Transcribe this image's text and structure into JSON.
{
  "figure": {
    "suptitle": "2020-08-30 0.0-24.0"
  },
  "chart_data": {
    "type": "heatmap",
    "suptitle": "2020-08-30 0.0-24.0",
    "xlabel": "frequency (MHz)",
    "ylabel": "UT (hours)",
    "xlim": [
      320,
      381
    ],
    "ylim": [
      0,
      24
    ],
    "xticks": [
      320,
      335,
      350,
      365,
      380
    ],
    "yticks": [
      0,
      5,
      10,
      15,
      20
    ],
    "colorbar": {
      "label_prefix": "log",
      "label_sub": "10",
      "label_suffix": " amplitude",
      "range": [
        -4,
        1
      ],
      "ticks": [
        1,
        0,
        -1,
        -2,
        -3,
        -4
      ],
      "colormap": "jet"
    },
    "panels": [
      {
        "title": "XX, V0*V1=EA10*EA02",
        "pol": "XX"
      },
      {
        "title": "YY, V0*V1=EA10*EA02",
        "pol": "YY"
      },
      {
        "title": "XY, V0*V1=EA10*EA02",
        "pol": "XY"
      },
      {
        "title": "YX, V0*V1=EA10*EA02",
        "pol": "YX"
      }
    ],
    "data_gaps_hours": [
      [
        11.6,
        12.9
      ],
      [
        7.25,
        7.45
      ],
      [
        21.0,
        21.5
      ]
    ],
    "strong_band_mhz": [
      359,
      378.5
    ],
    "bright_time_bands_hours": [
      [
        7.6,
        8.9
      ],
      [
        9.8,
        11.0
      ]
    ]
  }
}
•••••
* _What to do_:
Type the material above out again, exactly.

* _Answer to this problem_:
Transcribe this image's text and structure into JSON.
{
  "figure": {
    "suptitle": "2020-08-30 0.0-24.0"
  },
  "chart_data": {
    "type": "heatmap",
    "suptitle": "2020-08-30 0.0-24.0",
    "xlabel": "frequency (MHz)",
    "ylabel": "UT (hours)",
    "xlim": [
      320,
      381
    ],
    "ylim": [
      0,
      24
    ],
    "xticks": [
      320,
      335,
      350,
      365,
      380
    ],
    "yticks": [
      0,
      5,
      10,
      15,
      20
    ],
    "colorbar": {
      "label_prefix": "log",
      "label_sub": "10",
      "label_suffix": " amplitude",
      "range": [
        -4,
        1
      ],
      "ticks": [
        1,
        0,
        -1,
        -2,
        -3,
        -4
      ],
      "colormap": "jet"
    },
    "panels": [
      {
        "title": "XX, V0*V1=EA10*EA02",
        "pol": "XX"
      },
      {
        "title": "YY, V0*V1=EA10*EA02",
        "pol": "YY"
      },
      {
        "title": "XY, V0*V1=EA10*EA02",
        "pol": "XY"
      },
      {
        "title": "YX, V0*V1=EA10*EA02",
        "pol": "YX"
      }
    ],
    "data_gaps_hours": [
      [
        11.6,
        12.9
      ],
      [
        7.25,
        7.45
      ],
      [
        21.0,
        21.5
      ]
    ],
    "strong_band_mhz": [
      359,
      378.5
    ],
    "bright_time_bands_hours": [
      [
        7.6,
        8.9
      ],
      [
        9.8,
        11.0
      ]
    ]
  }
}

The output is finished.